### [Exercise task]
Scan the records for the word "międzynarodowej". Copy each line that includes it.

### [Given entries]
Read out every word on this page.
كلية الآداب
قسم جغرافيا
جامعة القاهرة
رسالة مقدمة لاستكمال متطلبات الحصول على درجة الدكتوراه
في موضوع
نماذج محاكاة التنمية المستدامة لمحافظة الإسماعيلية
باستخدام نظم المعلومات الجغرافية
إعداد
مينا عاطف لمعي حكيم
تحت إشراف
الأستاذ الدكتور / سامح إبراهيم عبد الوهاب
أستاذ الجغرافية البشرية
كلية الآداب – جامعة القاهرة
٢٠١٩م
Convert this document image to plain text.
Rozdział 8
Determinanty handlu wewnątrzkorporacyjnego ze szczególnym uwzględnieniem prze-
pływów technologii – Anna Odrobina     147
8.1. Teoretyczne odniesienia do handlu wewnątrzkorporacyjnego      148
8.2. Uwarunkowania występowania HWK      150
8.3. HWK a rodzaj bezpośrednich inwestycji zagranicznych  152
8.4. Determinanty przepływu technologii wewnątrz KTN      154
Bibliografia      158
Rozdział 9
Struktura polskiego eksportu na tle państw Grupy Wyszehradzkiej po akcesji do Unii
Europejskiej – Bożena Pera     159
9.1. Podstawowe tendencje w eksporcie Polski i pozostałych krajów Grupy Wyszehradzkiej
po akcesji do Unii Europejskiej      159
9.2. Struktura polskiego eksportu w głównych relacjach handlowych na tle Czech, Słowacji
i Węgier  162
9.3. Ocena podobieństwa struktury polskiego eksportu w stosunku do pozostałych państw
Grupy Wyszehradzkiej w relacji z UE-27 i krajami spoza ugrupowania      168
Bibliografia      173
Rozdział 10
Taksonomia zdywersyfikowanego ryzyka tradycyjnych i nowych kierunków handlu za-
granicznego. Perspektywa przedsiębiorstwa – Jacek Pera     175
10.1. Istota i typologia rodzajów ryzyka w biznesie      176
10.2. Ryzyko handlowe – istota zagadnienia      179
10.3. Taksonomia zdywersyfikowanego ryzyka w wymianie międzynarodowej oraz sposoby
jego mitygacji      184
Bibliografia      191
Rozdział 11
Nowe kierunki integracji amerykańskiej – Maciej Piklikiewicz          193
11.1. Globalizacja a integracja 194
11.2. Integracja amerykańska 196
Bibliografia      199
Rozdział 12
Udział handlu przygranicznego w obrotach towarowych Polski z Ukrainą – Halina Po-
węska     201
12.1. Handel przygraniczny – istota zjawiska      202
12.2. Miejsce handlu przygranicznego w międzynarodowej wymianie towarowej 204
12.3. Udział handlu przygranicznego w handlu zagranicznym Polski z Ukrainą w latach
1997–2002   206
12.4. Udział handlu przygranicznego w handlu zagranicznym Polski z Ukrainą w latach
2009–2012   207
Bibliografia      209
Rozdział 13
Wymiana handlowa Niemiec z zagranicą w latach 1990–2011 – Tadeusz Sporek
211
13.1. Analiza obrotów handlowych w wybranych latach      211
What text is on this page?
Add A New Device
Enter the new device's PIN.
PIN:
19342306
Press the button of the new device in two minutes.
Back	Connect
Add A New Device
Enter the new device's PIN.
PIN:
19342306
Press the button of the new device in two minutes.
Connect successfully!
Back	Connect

### [Expected answer]
10.3. Taksonomia zdywersyfikowanego ryzyka w wymianie międzynarodowej oraz sposoby
12.2. Miejsce handlu przygranicznego w międzynarodowej wymianie towarowej 204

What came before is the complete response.